● JOB 1
Copy the records exactly, from their first line through the line containing "question-number: 7. — [32, 213, 41, 225]".
□ □ □ □ □
I think I have more control over a story when I'm writing these pieces in 24-page segments. I think I'll be able to work more efficiently from now on. With the books I'm doing it's exciting to start a new chapter, and to know you're opening up the second issue of a comic book at the same time. It's made me more excited to work on these things, and I'm getting work done much more efficiently than when I was just working on one thing. Especially one thing that was very long where I felt I had to do it in one big chunk like that.

SPURGEON: Usually when I talk to cartoonists about this, it's personal preference and pleasure. They miss being able to work serially because they like the rewards of having a book out. It sounds like you're talking about...

TOMMASO: That is something I enjoy. [laughter]

SPURGEON: Well, sure. And those pleasures are no longer denied you. But it sounds slightly more complex than that. It sounds like there's something about the way you work that is naturally attuned to specific rhythms of serial comics-making, and that you don't want to waste energy fighting against that. And it also sounds like it helps you in terms of orienting yourself towards the work entire.

TOMMASO: Yeah. It may go back to an early understanding of that's how comics were supposed to work. Everything I read in the late 1970s and 1980s worked that way. I started writing and drawing comics when I was in the fifth grade. I did this comic called "Urban Assault Vehicle" [laughter] -- I think I was watching an Inspector Gadget, but I really liked Sergio Aragones' cartooning, so I was drawing like him. I did 12-13 issues of that thing. I was at a very young age when I became used to that being the way comics worked. That's how I understood the beats. Whenever I reached page 24, my comics always magically had an ending. A close to that story or that part of the story. I think it's more intuitive for me to work that way.

SPURGEON: It sounds like those are the rhythms you picked up. That's interesting. I'm not sure I've heard anyone put it like that before.

TOMMASO: A lot of younger cartoonists, they've been reading graphic novels for quite a while now. This newest generation, when I talk to younger cartoonists, they have no problem working on a big book like that. Right out of college they have a graphic novel ready to go in their head. They've been around long enough for them to understand how you do a book like that.

SPURGEON: I want to talk in explicit terms about what you're doing with Recoil. You sent me four books. These are books collecting serials you did on-line at one point.

TOMMASO: I think they where... Yes, those are all books that were on-line at some point.
□ □ □ □ □
● JOB 2
In the interview about serial comics, what was the title of the comic Tommaso started in the fifth grade?

● DATA SECTION
□ □ □ □ □
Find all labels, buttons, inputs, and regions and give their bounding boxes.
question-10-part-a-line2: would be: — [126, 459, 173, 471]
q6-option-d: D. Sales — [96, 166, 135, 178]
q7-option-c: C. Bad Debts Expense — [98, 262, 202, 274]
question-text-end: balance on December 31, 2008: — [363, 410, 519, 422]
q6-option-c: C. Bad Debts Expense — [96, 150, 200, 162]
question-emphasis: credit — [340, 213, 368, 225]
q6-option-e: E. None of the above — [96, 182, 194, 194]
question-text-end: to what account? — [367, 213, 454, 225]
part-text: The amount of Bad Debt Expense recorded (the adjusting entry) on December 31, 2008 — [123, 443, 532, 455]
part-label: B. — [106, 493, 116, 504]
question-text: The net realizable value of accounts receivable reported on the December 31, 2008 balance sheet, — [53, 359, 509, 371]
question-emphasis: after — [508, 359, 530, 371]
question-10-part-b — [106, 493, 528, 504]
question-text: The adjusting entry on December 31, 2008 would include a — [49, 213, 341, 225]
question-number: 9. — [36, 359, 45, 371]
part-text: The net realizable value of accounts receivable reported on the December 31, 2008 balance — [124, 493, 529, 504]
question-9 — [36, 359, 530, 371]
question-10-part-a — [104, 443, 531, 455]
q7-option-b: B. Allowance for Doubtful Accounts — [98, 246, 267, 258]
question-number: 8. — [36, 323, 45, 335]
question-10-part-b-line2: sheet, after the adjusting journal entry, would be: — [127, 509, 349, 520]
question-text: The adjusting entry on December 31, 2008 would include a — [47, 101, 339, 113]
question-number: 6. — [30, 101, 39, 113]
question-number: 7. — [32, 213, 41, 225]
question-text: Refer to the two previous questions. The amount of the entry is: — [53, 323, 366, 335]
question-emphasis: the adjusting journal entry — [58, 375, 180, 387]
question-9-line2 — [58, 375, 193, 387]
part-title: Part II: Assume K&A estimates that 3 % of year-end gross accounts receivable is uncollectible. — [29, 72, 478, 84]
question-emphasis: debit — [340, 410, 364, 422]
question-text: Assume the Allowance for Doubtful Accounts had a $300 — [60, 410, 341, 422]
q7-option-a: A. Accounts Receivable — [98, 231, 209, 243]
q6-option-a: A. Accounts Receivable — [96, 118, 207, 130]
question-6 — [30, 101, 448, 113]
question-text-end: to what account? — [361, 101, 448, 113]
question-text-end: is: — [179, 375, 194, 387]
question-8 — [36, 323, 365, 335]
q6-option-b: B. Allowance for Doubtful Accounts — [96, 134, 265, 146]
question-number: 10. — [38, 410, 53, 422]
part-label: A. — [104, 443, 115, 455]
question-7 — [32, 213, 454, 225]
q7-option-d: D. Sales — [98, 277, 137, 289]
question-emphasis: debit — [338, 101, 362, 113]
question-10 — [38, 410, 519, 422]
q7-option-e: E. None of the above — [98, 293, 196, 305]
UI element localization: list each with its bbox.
□ □ □ □ □
● FULL SOLUTION 1
Find all labels, buttons, inputs, and regions and give their bounding boxes.
question-10-part-a-line2: would be: — [126, 459, 173, 471]
q6-option-d: D. Sales — [96, 166, 135, 178]
q7-option-c: C. Bad Debts Expense — [98, 262, 202, 274]
question-text-end: balance on December 31, 2008: — [363, 410, 519, 422]
q6-option-c: C. Bad Debts Expense — [96, 150, 200, 162]
question-emphasis: credit — [340, 213, 368, 225]
q6-option-e: E. None of the above — [96, 182, 194, 194]
question-text-end: to what account? — [367, 213, 454, 225]
part-text: The amount of Bad Debt Expense recorded (the adjusting entry) on December 31, 2008 — [123, 443, 532, 455]
part-label: B. — [106, 493, 116, 504]
question-text: The net realizable value of accounts receivable reported on the December 31, 2008 balance sheet, — [53, 359, 509, 371]
question-emphasis: after — [508, 359, 530, 371]
question-10-part-b — [106, 493, 528, 504]
question-text: The adjusting entry on December 31, 2008 would include a — [49, 213, 341, 225]
question-number: 9. — [36, 359, 45, 371]
part-text: The net realizable value of accounts receivable reported on the December 31, 2008 balance — [124, 493, 529, 504]
question-9 — [36, 359, 530, 371]
question-10-part-a — [104, 443, 531, 455]
q7-option-b: B. Allowance for Doubtful Accounts — [98, 246, 267, 258]
question-number: 8. — [36, 323, 45, 335]
question-10-part-b-line2: sheet, after the adjusting journal entry, would be: — [127, 509, 349, 520]
question-text: The adjusting entry on December 31, 2008 would include a — [47, 101, 339, 113]
question-number: 6. — [30, 101, 39, 113]
question-number: 7. — [32, 213, 41, 225]

● FULL SOLUTION 2
"Urban Assault Vehicle"